▶ **MATERIAL SUPPLIED**
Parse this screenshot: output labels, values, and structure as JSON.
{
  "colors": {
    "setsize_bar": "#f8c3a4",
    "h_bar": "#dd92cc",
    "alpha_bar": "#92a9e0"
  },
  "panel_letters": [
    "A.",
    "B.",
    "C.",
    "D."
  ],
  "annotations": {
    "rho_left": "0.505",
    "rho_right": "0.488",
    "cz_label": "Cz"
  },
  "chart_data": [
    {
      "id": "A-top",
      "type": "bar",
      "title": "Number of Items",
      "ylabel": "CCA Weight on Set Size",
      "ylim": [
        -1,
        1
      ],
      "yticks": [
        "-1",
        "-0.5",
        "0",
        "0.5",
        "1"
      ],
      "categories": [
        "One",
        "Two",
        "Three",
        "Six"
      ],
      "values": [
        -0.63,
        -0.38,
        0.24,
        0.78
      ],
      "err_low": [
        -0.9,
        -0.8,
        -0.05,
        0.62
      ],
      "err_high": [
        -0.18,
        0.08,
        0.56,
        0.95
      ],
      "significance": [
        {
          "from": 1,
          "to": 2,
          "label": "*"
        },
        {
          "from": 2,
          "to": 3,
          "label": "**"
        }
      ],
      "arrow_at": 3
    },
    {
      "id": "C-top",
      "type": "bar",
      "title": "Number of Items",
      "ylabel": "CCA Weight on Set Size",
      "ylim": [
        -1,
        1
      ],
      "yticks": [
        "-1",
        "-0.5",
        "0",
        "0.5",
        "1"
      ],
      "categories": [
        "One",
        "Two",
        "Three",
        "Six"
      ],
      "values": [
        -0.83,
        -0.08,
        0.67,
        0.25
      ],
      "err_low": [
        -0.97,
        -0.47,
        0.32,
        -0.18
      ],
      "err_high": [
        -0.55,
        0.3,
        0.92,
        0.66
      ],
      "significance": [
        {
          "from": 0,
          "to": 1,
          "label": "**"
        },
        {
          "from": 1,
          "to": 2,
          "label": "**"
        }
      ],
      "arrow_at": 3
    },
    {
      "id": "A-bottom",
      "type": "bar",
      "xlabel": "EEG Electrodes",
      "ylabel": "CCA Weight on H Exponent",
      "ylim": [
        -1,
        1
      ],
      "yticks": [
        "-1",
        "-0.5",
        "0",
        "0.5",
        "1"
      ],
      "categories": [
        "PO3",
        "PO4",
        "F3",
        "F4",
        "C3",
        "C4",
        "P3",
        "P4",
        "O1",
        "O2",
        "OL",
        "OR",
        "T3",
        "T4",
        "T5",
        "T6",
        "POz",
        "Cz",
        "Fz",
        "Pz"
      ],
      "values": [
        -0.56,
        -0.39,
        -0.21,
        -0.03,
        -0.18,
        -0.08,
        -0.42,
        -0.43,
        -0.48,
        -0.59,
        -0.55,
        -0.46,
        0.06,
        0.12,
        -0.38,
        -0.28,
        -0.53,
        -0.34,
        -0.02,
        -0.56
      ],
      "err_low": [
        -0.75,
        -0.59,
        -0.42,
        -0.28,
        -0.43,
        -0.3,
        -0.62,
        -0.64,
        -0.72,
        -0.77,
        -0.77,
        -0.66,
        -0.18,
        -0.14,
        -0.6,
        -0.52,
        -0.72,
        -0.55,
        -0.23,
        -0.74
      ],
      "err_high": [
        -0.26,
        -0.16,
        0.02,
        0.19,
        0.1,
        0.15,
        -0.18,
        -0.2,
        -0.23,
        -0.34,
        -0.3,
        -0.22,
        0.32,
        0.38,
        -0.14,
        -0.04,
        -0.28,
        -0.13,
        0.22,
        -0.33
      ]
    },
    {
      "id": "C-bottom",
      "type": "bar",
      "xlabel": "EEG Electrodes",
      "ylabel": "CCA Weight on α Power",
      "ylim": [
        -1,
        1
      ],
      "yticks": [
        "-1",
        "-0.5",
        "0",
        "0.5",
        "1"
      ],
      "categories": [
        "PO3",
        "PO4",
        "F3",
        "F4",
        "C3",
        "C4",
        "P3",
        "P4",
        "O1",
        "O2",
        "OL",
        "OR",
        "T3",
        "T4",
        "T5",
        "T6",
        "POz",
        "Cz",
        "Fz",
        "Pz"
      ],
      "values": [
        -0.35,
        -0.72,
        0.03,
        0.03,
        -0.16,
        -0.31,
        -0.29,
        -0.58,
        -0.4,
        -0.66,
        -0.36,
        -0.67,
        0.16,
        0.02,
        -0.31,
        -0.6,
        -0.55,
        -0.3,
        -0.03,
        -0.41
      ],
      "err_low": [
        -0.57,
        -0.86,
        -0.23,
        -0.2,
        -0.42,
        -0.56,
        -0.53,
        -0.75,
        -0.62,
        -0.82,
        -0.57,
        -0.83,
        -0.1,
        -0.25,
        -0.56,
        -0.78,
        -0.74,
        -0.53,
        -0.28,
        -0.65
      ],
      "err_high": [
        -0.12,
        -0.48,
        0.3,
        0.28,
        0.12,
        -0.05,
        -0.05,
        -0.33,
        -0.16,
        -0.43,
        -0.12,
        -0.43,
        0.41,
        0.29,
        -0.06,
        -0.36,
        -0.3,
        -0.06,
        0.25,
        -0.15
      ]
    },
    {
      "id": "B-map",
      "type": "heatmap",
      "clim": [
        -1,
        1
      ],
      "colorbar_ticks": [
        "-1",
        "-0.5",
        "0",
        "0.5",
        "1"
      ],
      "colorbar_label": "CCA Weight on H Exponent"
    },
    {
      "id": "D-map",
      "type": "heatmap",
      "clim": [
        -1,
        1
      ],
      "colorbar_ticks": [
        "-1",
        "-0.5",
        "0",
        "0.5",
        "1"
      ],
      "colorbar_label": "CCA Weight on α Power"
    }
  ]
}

▶ **TASK BRIEF**
Write out the records above again, keeping each one identical to the original.

▶ **EXERCISE ANSWER**
Parse this screenshot: output labels, values, and structure as JSON.
{
  "colors": {
    "setsize_bar": "#f8c3a4",
    "h_bar": "#dd92cc",
    "alpha_bar": "#92a9e0"
  },
  "panel_letters": [
    "A.",
    "B.",
    "C.",
    "D."
  ],
  "annotations": {
    "rho_left": "0.505",
    "rho_right": "0.488",
    "cz_label": "Cz"
  },
  "chart_data": [
    {
      "id": "A-top",
      "type": "bar",
      "title": "Number of Items",
      "ylabel": "CCA Weight on Set Size",
      "ylim": [
        -1,
        1
      ],
      "yticks": [
        "-1",
        "-0.5",
        "0",
        "0.5",
        "1"
      ],
      "categories": [
        "One",
        "Two",
        "Three",
        "Six"
      ],
      "values": [
        -0.63,
        -0.38,
        0.24,
        0.78
      ],
      "err_low": [
        -0.9,
        -0.8,
        -0.05,
        0.62
      ],
      "err_high": [
        -0.18,
        0.08,
        0.56,
        0.95
      ],
      "significance": [
        {
          "from": 1,
          "to": 2,
          "label": "*"
        },
        {
          "from": 2,
          "to": 3,
          "label": "**"
        }
      ],
      "arrow_at": 3
    },
    {
      "id": "C-top",
      "type": "bar",
      "title": "Number of Items",
      "ylabel": "CCA Weight on Set Size",
      "ylim": [
        -1,
        1
      ],
      "yticks": [
        "-1",
        "-0.5",
        "0",
        "0.5",
        "1"
      ],
      "categories": [
        "One",
        "Two",
        "Three",
        "Six"
      ],
      "values": [
        -0.83,
        -0.08,
        0.67,
        0.25
      ],
      "err_low": [
        -0.97,
        -0.47,
        0.32,
        -0.18
      ],
      "err_high": [
        -0.55,
        0.3,
        0.92,
        0.66
      ],
      "significance": [
        {
          "from": 0,
          "to": 1,
          "label": "**"
        },
        {
          "from": 1,
          "to": 2,
          "label": "**"
        }
      ],
      "arrow_at": 3
    },
    {
      "id": "A-bottom",
      "type": "bar",
      "xlabel": "EEG Electrodes",
      "ylabel": "CCA Weight on H Exponent",
      "ylim": [
        -1,
        1
      ],
      "yticks": [
        "-1",
        "-0.5",
        "0",
        "0.5",
        "1"
      ],
      "categories": [
        "PO3",
        "PO4",
        "F3",
        "F4",
        "C3",
        "C4",
        "P3",
        "P4",
        "O1",
        "O2",
        "OL",
        "OR",
        "T3",
        "T4",
        "T5",
        "T6",
        "POz",
        "Cz",
        "Fz",
        "Pz"
      ],
      "values": [
        -0.56,
        -0.39,
        -0.21,
        -0.03,
        -0.18,
        -0.08,
        -0.42,
        -0.43,
        -0.48,
        -0.59,
        -0.55,
        -0.46,
        0.06,
        0.12,
        -0.38,
        -0.28,
        -0.53,
        -0.34,
        -0.02,
        -0.56
      ],
      "err_low": [
        -0.75,
        -0.59,
        -0.42,
        -0.28,
        -0.43,
        -0.3,
        -0.62,
        -0.64,
        -0.72,
        -0.77,
        -0.77,
        -0.66,
        -0.18,
        -0.14,
        -0.6,
        -0.52,
        -0.72,
        -0.55,
        -0.23,
        -0.74
      ],
      "err_high": [
        -0.26,
        -0.16,
        0.02,
        0.19,
        0.1,
        0.15,
        -0.18,
        -0.2,
        -0.23,
        -0.34,
        -0.3,
        -0.22,
        0.32,
        0.38,
        -0.14,
        -0.04,
        -0.28,
        -0.13,
        0.22,
        -0.33
      ]
    },
    {
      "id": "C-bottom",
      "type": "bar",
      "xlabel": "EEG Electrodes",
      "ylabel": "CCA Weight on α Power",
      "ylim": [
        -1,
        1
      ],
      "yticks": [
        "-1",
        "-0.5",
        "0",
        "0.5",
        "1"
      ],
      "categories": [
        "PO3",
        "PO4",
        "F3",
        "F4",
        "C3",
        "C4",
        "P3",
        "P4",
        "O1",
        "O2",
        "OL",
        "OR",
        "T3",
        "T4",
        "T5",
        "T6",
        "POz",
        "Cz",
        "Fz",
        "Pz"
      ],
      "values": [
        -0.35,
        -0.72,
        0.03,
        0.03,
        -0.16,
        -0.31,
        -0.29,
        -0.58,
        -0.4,
        -0.66,
        -0.36,
        -0.67,
        0.16,
        0.02,
        -0.31,
        -0.6,
        -0.55,
        -0.3,
        -0.03,
        -0.41
      ],
      "err_low": [
        -0.57,
        -0.86,
        -0.23,
        -0.2,
        -0.42,
        -0.56,
        -0.53,
        -0.75,
        -0.62,
        -0.82,
        -0.57,
        -0.83,
        -0.1,
        -0.25,
        -0.56,
        -0.78,
        -0.74,
        -0.53,
        -0.28,
        -0.65
      ],
      "err_high": [
        -0.12,
        -0.48,
        0.3,
        0.28,
        0.12,
        -0.05,
        -0.05,
        -0.33,
        -0.16,
        -0.43,
        -0.12,
        -0.43,
        0.41,
        0.29,
        -0.06,
        -0.36,
        -0.3,
        -0.06,
        0.25,
        -0.15
      ]
    },
    {
      "id": "B-map",
      "type": "heatmap",
      "clim": [
        -1,
        1
      ],
      "colorbar_ticks": [
        "-1",
        "-0.5",
        "0",
        "0.5",
        "1"
      ],
      "colorbar_label": "CCA Weight on H Exponent"
    },
    {
      "id": "D-map",
      "type": "heatmap",
      "clim": [
        -1,
        1
      ],
      "colorbar_ticks": [
        "-1",
        "-0.5",
        "0",
        "0.5",
        "1"
      ],
      "colorbar_label": "CCA Weight on α Power"
    }
  ]
}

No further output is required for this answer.